Goal
Print the whole listing exactly.

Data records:
══════

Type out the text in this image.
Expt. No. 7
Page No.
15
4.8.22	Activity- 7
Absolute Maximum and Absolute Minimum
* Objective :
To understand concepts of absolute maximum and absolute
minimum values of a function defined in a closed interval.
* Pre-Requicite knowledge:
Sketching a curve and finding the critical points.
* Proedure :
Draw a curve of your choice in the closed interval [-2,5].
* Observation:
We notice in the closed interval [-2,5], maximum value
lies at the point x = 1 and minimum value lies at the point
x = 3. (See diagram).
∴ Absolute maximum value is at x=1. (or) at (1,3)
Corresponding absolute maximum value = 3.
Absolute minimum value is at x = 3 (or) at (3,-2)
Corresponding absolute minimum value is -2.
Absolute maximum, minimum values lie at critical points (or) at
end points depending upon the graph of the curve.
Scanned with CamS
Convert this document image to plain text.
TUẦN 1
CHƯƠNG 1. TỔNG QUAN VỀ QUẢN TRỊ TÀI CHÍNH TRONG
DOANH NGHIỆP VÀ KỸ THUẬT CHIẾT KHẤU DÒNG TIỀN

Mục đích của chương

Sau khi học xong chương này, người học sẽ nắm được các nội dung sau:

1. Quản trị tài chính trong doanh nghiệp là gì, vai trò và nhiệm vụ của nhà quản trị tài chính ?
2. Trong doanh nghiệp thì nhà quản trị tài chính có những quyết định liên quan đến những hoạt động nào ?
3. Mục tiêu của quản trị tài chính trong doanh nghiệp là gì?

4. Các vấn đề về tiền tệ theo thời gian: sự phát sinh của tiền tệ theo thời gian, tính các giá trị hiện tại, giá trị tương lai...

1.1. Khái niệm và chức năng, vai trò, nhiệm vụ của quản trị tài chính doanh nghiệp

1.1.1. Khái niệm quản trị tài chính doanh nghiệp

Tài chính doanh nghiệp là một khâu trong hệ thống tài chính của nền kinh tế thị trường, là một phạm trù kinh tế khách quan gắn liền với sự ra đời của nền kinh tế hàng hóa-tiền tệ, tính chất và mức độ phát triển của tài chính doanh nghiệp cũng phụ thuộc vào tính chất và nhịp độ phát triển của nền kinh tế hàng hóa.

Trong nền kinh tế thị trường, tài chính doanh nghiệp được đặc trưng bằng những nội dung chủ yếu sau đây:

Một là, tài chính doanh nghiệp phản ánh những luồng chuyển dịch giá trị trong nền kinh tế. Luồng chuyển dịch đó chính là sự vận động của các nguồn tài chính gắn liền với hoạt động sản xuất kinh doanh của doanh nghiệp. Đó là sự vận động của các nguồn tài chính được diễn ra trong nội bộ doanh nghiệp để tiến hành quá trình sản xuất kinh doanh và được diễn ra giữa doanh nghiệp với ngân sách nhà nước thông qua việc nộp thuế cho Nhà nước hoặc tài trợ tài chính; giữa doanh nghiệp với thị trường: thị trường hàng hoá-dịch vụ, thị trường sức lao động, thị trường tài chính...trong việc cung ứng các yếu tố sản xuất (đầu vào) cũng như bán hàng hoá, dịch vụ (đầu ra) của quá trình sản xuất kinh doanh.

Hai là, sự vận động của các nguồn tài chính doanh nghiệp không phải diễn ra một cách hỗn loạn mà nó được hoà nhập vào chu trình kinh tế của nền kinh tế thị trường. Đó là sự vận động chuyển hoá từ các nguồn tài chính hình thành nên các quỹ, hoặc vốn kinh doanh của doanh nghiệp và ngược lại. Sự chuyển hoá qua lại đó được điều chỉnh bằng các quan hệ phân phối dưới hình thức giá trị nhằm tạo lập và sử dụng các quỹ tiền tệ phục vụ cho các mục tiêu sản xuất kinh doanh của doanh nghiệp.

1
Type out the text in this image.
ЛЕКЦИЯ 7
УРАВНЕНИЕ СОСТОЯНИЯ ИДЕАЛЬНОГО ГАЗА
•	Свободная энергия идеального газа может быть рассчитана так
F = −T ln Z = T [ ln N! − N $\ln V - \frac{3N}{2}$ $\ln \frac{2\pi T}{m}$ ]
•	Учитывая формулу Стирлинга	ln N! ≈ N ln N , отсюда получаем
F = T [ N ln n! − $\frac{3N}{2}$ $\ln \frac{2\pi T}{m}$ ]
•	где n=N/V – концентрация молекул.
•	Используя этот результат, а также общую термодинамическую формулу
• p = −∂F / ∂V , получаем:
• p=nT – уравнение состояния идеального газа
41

══════

Result for this task
Type out the text in this image.
Expt. No. 7
Page No.
15
4.8.22	Activity- 7
Absolute Maximum and Absolute Minimum
* Objective :
To understand concepts of absolute maximum and absolute
minimum values of a function defined in a closed interval.
* Pre-Requicite knowledge:
Sketching a curve and finding the critical points.
* Proedure :
Draw a curve of your choice in the closed interval [-2,5].
* Observation:
We notice in the closed interval [-2,5], maximum value
lies at the point x = 1 and minimum value lies at the point
x = 3. (See diagram).
∴ Absolute maximum value is at x=1. (or) at (1,3)
Corresponding absolute maximum value = 3.
Absolute minimum value is at x = 3 (or) at (3,-2)
Corresponding absolute minimum value is -2.
Absolute maximum, minimum values lie at critical points (or) at
end points depending upon the graph of the curve.
Scanned with CamS
Convert this document image to plain text.
TUẦN 1
CHƯƠNG 1. TỔNG QUAN VỀ QUẢN TRỊ TÀI CHÍNH TRONG
DOANH NGHIỆP VÀ KỸ THUẬT CHIẾT KHẤU DÒNG TIỀN

Mục đích của chương

Sau khi học xong chương này, người học sẽ nắm được các nội dung sau:

1. Quản trị tài chính trong doanh nghiệp là gì, vai trò và nhiệm vụ của nhà quản trị tài chính ?
2. Trong doanh nghiệp thì nhà quản trị tài chính có những quyết định liên quan đến những hoạt động nào ?
3. Mục tiêu của quản trị tài chính trong doanh nghiệp là gì?

4. Các vấn đề về tiền tệ theo thời gian: sự phát sinh của tiền tệ theo thời gian, tính các giá trị hiện tại, giá trị tương lai...

1.1. Khái niệm và chức năng, vai trò, nhiệm vụ của quản trị tài chính doanh nghiệp

1.1.1. Khái niệm quản trị tài chính doanh nghiệp

Tài chính doanh nghiệp là một khâu trong hệ thống tài chính của nền kinh tế thị trường, là một phạm trù kinh tế khách quan gắn liền với sự ra đời của nền kinh tế hàng hóa-tiền tệ, tính chất và mức độ phát triển của tài chính doanh nghiệp cũng phụ thuộc vào tính chất và nhịp độ phát triển của nền kinh tế hàng hóa.

Trong nền kinh tế thị trường, tài chính doanh nghiệp được đặc trưng bằng những nội dung chủ yếu sau đây:

Một là, tài chính doanh nghiệp phản ánh những luồng chuyển dịch giá trị trong nền kinh tế. Luồng chuyển dịch đó chính là sự vận động của các nguồn tài chính gắn liền với hoạt động sản xuất kinh doanh của doanh nghiệp. Đó là sự vận động của các nguồn tài chính được diễn ra trong nội bộ doanh nghiệp để tiến hành quá trình sản xuất kinh doanh và được diễn ra giữa doanh nghiệp với ngân sách nhà nước thông qua việc nộp thuế cho Nhà nước hoặc tài trợ tài chính; giữa doanh nghiệp với thị trường: thị trường hàng hoá-dịch vụ, thị trường sức lao động, thị trường tài chính...trong việc cung ứng các yếu tố sản xuất (đầu vào) cũng như bán hàng hoá, dịch vụ (đầu ra) của quá trình sản xuất kinh doanh.

Hai là, sự vận động của các nguồn tài chính doanh nghiệp không phải diễn ra một cách hỗn loạn mà nó được hoà nhập vào chu trình kinh tế của nền kinh tế thị trường. Đó là sự vận động chuyển hoá từ các nguồn tài chính hình thành nên các quỹ, hoặc vốn kinh doanh của doanh nghiệp và ngược lại. Sự chuyển hoá qua lại đó được điều chỉnh bằng các quan hệ phân phối dưới hình thức giá trị nhằm tạo lập và sử dụng các quỹ tiền tệ phục vụ cho các mục tiêu sản xuất kinh doanh của doanh nghiệp.

1
Type out the text in this image.
ЛЕКЦИЯ 7
УРАВНЕНИЕ СОСТОЯНИЯ ИДЕАЛЬНОГО ГАЗА
•	Свободная энергия идеального газа может быть рассчитана так
F = −T ln Z = T [ ln N! − N $\ln V - \frac{3N}{2}$ $\ln \frac{2\pi T}{m}$ ]
•	Учитывая формулу Стирлинга	ln N! ≈ N ln N , отсюда получаем
F = T [ N ln n! − $\frac{3N}{2}$ $\ln \frac{2\pi T}{m}$ ]
•	где n=N/V – концентрация молекул.
•	Используя этот результат, а также общую термодинамическую формулу
• p = −∂F / ∂V , получаем:
• p=nT – уравнение состояния идеального газа
41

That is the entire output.